▶ DATA ENTRIES:
● ● ● ● ●

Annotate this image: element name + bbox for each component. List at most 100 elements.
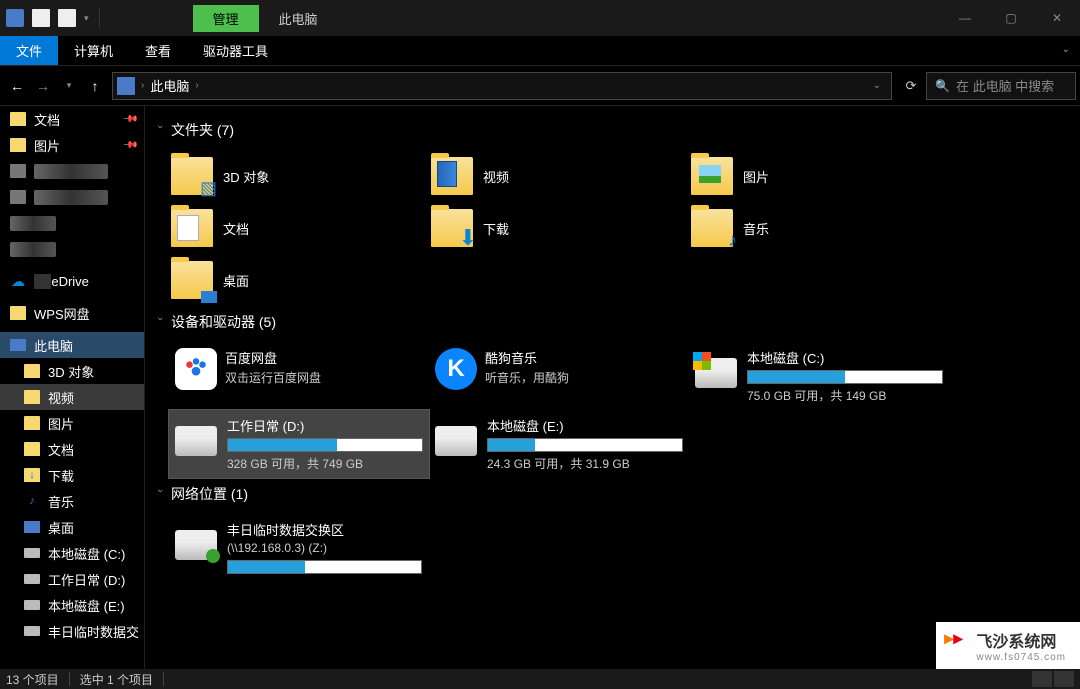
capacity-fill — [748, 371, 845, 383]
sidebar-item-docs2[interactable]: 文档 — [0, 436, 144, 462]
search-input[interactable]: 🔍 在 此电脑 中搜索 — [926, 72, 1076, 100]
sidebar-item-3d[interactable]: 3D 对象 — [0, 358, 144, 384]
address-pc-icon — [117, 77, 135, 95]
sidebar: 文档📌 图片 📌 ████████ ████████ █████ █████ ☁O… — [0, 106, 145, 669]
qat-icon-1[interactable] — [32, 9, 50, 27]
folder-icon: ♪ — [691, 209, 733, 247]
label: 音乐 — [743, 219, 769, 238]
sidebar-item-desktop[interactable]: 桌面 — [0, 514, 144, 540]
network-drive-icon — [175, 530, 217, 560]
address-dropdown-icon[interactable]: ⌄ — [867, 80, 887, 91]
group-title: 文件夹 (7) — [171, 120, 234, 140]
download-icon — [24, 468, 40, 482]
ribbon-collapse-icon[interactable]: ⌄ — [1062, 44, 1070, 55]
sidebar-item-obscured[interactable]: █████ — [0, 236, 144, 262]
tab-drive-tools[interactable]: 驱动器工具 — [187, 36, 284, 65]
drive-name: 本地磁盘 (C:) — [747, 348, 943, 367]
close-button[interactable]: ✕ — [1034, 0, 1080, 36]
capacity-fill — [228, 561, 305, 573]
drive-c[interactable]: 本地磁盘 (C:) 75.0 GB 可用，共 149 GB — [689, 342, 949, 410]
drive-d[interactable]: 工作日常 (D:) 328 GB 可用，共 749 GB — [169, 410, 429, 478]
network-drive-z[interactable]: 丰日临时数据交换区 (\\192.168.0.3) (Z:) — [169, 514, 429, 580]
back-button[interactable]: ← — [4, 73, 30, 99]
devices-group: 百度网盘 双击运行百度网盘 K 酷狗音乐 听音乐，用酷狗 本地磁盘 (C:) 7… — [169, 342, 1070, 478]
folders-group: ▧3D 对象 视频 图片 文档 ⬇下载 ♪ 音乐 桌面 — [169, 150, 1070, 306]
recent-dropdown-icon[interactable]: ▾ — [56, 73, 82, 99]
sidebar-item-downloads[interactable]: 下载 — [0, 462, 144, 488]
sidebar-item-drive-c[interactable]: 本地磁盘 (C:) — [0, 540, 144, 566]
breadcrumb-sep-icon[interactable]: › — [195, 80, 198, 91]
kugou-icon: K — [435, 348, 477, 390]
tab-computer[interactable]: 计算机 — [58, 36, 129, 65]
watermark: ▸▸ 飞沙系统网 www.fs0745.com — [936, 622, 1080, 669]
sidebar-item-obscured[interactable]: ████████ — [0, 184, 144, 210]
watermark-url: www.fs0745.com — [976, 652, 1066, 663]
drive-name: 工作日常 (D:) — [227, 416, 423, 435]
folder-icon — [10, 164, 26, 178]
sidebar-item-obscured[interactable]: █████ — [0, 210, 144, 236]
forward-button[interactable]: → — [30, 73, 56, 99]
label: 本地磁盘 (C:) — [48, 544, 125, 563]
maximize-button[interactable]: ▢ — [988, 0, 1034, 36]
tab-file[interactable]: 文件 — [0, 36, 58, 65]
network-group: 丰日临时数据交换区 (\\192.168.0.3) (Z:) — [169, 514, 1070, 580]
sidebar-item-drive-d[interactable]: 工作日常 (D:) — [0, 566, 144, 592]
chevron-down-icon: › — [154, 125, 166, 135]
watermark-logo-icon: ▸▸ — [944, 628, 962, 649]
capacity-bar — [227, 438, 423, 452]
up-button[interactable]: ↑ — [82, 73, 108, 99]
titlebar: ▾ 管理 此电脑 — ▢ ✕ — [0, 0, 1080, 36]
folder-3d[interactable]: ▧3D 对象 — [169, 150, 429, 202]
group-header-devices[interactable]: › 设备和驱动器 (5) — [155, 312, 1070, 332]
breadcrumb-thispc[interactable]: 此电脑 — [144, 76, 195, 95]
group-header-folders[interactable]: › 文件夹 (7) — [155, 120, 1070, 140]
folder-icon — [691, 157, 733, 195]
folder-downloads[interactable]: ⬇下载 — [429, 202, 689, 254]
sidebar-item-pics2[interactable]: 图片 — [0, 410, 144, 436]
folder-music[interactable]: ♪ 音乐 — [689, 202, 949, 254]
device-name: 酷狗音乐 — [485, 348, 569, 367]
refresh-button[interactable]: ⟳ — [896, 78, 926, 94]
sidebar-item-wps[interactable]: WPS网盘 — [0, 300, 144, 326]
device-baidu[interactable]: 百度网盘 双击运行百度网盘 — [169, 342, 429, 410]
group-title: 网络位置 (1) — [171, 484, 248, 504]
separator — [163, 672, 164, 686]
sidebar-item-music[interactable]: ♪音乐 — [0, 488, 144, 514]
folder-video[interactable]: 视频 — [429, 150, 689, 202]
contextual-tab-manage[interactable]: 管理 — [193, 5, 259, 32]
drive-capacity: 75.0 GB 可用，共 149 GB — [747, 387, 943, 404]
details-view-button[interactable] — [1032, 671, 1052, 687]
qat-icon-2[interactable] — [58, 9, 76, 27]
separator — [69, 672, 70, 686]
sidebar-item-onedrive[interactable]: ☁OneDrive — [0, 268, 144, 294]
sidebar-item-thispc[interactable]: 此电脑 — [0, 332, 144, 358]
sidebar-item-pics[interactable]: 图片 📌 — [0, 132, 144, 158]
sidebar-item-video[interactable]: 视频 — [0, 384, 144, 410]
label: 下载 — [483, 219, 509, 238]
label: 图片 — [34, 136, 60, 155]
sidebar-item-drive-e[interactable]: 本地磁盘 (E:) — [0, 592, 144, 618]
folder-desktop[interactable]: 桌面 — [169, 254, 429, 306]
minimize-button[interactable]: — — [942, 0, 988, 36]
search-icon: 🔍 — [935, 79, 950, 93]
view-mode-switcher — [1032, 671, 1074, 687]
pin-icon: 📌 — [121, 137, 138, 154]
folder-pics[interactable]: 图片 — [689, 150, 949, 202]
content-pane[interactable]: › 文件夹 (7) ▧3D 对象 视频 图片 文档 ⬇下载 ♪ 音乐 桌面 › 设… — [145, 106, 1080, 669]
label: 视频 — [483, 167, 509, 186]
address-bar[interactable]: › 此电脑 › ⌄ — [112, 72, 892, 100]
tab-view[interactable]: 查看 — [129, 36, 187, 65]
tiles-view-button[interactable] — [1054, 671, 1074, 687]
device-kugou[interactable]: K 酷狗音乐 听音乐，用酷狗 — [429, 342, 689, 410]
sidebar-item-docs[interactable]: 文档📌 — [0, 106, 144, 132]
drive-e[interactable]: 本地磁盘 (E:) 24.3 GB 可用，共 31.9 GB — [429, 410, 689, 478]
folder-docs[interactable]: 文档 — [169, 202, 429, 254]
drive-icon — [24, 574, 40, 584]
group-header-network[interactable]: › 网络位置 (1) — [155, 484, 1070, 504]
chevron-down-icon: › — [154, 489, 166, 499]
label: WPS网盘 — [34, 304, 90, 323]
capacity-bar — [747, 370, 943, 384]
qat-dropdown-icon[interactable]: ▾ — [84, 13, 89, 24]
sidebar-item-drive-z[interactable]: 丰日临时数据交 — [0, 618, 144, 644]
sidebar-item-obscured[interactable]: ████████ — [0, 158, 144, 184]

● ● ● ● ●

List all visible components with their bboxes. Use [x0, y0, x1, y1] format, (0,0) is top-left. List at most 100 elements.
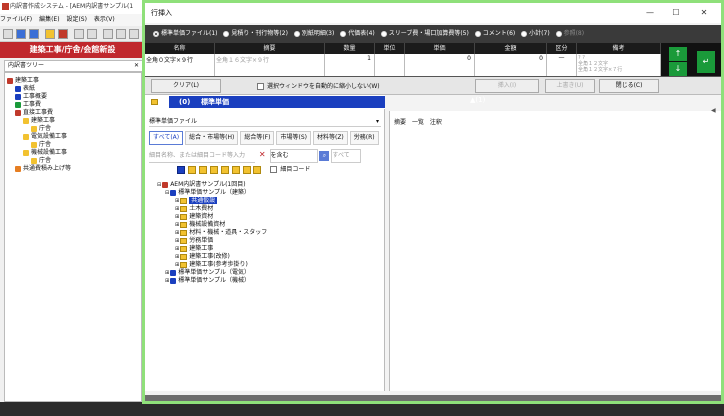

● ● ● ● ●

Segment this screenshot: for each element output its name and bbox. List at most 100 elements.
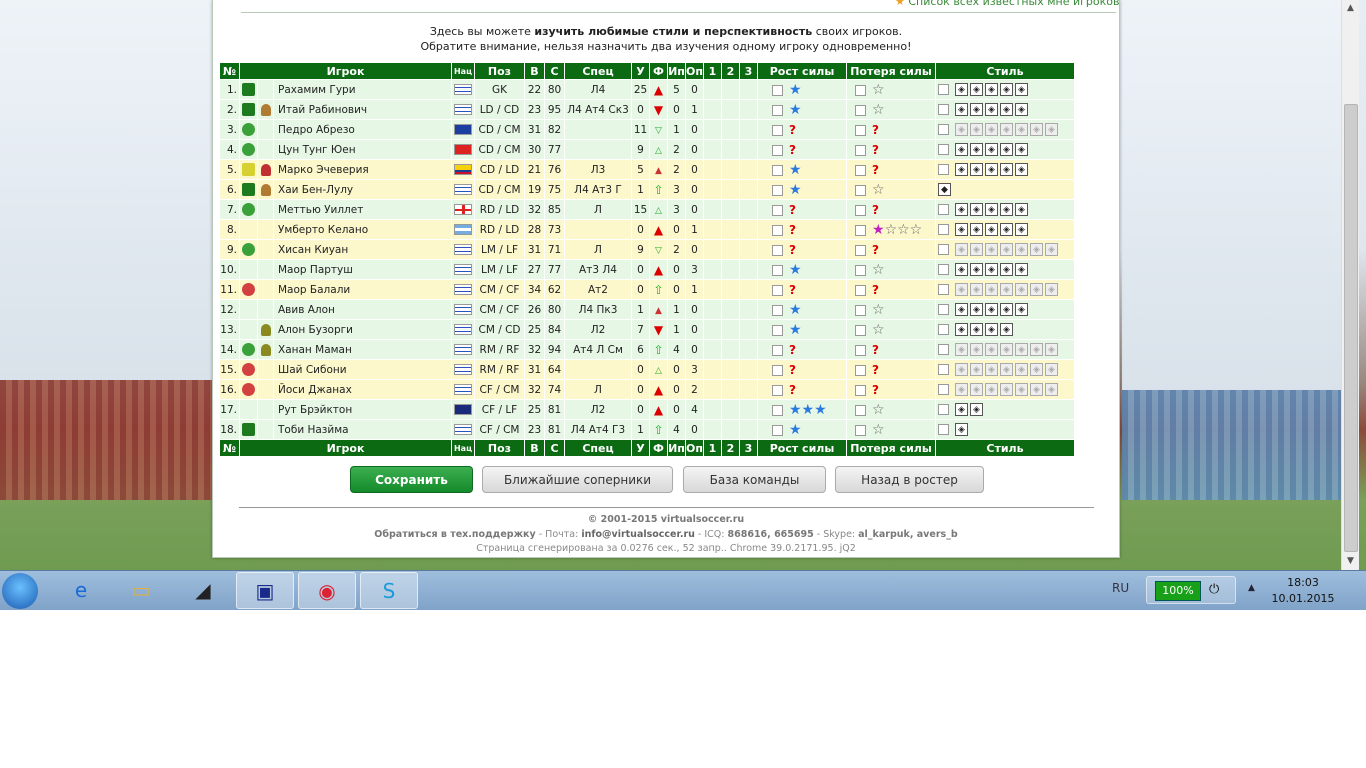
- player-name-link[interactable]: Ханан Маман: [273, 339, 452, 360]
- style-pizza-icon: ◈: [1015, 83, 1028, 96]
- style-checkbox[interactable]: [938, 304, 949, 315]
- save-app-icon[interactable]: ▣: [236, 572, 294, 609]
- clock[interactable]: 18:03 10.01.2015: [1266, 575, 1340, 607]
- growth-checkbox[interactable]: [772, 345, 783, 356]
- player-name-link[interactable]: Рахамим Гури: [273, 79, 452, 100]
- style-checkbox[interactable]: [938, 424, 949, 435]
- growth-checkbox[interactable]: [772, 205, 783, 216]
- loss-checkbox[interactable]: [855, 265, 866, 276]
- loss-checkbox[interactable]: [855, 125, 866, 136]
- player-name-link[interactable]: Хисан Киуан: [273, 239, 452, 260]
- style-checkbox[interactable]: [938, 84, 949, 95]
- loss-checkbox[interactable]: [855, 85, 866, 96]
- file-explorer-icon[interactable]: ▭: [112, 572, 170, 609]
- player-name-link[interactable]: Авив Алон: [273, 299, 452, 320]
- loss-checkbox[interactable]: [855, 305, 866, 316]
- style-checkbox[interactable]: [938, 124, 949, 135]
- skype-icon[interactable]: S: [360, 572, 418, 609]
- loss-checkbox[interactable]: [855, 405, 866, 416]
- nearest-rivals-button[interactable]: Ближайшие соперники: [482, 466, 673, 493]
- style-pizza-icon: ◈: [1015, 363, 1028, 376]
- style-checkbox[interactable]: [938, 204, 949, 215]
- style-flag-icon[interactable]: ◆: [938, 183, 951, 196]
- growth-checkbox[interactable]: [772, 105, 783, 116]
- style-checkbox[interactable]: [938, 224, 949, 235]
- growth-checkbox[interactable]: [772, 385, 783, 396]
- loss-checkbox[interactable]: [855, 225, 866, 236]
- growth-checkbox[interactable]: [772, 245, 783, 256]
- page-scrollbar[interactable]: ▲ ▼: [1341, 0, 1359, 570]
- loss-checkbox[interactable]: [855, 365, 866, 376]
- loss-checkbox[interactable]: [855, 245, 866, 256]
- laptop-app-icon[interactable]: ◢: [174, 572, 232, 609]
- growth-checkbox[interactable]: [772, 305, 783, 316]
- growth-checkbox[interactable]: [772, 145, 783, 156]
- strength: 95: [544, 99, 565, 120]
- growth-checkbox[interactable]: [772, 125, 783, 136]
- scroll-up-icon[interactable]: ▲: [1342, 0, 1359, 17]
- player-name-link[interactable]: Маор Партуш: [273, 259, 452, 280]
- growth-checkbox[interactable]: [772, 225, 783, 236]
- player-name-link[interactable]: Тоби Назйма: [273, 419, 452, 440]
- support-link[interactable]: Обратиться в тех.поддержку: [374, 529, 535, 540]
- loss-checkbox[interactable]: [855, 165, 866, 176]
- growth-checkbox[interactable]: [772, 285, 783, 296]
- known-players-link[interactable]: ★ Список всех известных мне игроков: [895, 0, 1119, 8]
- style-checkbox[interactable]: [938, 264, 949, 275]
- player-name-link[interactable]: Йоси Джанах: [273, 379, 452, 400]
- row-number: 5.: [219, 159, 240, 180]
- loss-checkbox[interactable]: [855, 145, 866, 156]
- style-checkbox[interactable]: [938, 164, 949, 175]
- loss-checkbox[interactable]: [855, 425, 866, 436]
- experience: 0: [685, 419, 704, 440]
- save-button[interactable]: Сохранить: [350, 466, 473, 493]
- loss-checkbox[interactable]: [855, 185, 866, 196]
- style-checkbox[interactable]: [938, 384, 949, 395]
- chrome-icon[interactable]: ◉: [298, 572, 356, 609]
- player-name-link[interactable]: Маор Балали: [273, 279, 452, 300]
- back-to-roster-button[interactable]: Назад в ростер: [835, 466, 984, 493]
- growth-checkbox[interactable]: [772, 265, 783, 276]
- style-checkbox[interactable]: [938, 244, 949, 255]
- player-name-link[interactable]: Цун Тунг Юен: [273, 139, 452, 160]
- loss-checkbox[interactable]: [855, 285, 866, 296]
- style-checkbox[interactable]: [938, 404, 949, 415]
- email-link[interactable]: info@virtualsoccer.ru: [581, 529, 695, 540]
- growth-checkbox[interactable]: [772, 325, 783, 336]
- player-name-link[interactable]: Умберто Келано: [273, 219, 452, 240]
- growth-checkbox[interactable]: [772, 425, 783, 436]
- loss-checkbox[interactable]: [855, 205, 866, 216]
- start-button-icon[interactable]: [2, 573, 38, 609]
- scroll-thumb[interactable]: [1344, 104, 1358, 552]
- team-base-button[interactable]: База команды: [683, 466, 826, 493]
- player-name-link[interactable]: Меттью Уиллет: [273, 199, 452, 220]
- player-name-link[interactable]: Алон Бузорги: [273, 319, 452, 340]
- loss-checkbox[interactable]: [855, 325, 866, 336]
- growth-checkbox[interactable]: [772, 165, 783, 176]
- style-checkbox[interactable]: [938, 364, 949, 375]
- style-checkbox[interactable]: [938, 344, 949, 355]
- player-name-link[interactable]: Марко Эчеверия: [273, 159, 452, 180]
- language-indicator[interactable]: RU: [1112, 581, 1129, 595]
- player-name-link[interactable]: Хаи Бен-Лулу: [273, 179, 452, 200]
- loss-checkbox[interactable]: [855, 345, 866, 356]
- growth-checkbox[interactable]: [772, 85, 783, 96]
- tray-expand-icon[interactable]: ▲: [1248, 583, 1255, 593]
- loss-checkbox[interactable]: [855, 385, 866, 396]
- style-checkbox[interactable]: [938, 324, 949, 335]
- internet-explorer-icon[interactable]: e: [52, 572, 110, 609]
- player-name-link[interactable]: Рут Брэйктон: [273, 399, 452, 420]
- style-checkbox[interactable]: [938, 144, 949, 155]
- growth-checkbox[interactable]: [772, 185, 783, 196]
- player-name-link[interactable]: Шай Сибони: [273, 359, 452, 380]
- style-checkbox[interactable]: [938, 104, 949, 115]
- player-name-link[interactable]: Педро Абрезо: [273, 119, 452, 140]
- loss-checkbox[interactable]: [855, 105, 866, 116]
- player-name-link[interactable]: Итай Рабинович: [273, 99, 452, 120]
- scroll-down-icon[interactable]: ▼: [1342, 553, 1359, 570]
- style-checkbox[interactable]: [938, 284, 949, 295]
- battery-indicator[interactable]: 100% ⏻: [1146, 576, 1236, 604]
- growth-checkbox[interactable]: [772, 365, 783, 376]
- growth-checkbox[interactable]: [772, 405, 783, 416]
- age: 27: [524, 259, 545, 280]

● ● ● ● ●

▶ WRITTEN EXERCISE: Could you retype the entries word for word, starting with the line that contains "Annotate this image: element" and going on through the line that contains "group-title: 文件夹 (7) — [171, 120, 234, 140]", leaving the pictures out?

▶ THE COMPLETED TASK:
Annotate this image: element name + bbox for each component. List at most 100 elements.
capacity-fill — [748, 371, 845, 383]
sidebar-item-docs2[interactable]: 文档 — [0, 436, 144, 462]
search-input[interactable]: 🔍 在 此电脑 中搜索 — [926, 72, 1076, 100]
sidebar-item-3d[interactable]: 3D 对象 — [0, 358, 144, 384]
address-pc-icon — [117, 77, 135, 95]
sidebar: 文档📌 图片 📌 ████████ ████████ █████ █████ ☁O… — [0, 106, 145, 669]
qat-icon-1[interactable] — [32, 9, 50, 27]
folder-icon: ♪ — [691, 209, 733, 247]
label: 音乐 — [743, 219, 769, 238]
sidebar-item-desktop[interactable]: 桌面 — [0, 514, 144, 540]
network-drive-icon — [175, 530, 217, 560]
address-dropdown-icon[interactable]: ⌄ — [867, 80, 887, 91]
group-title: 文件夹 (7) — [171, 120, 234, 140]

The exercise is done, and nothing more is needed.